(Page text entries)

= Beginning of Section =

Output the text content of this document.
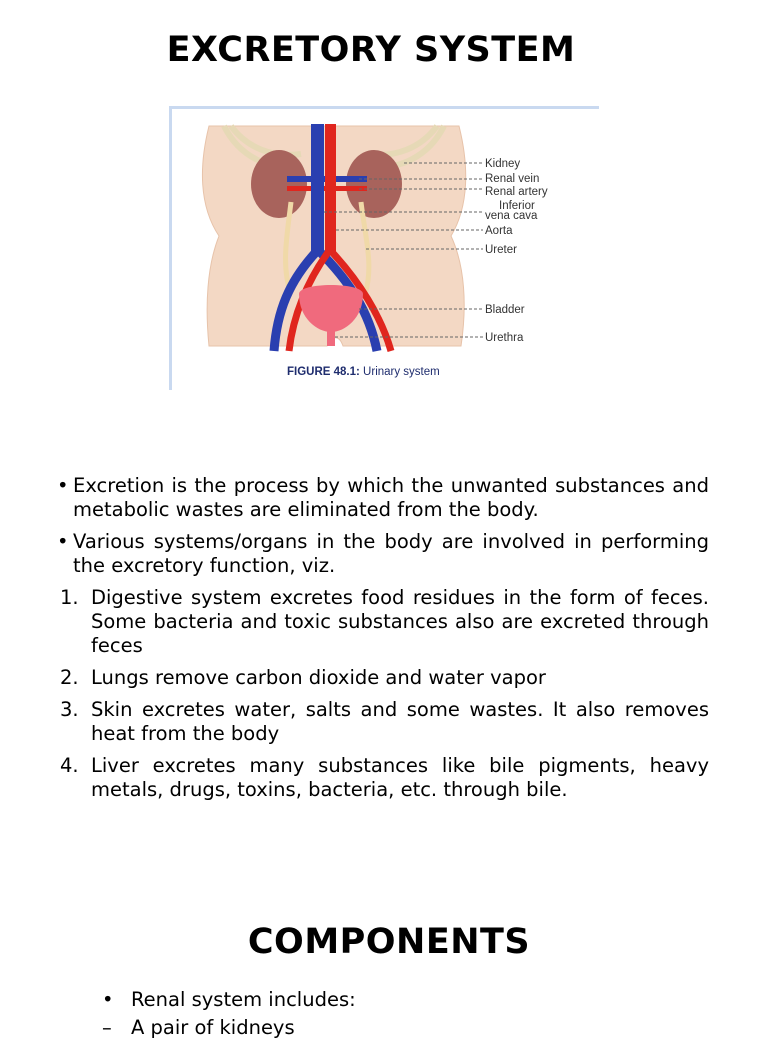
EXCRETORY SYSTEM
Kidney
Renal vein
Renal artery
Inferior
vena cava
Aorta
Ureter
Bladder
Urethra
FIGURE 48.1: Urinary system
• Excretion is the process by which the unwanted substances and metabolic wastes are eliminated from the body.
• Various systems/organs in the body are involved in performing the excretory function, viz.
1. Digestive system excretes food residues in the form of feces. Some bacteria and toxic substances also are excreted through feces
2. Lungs remove carbon dioxide and water vapor
3. Skin excretes water, salts and some wastes. It also removes heat from the body
4. Liver excretes many substances like bile pigments, heavy metals, drugs, toxins, bacteria, etc. through bile.
COMPONENTS
• Renal system includes:
– A pair of kidneys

= End of Section =

TRY IT:
Drop the pictures and reproduce the rest of the entries above exactly.

RESPONSE TO THE TASK:
Output the text content of this document.
EXCRETORY SYSTEM
Kidney
Renal vein
Renal artery
Inferior
vena cava
Aorta
Ureter
Bladder
Urethra
FIGURE 48.1: Urinary system
• Excretion is the process by which the unwanted substances and metabolic wastes are eliminated from the body.
• Various systems/organs in the body are involved in performing the excretory function, viz.
1. Digestive system excretes food residues in the form of feces. Some bacteria and toxic substances also are excreted through feces
2. Lungs remove carbon dioxide and water vapor
3. Skin excretes water, salts and some wastes. It also removes heat from the body
4. Liver excretes many substances like bile pigments, heavy metals, drugs, toxins, bacteria, etc. through bile.
COMPONENTS
• Renal system includes:
– A pair of kidneys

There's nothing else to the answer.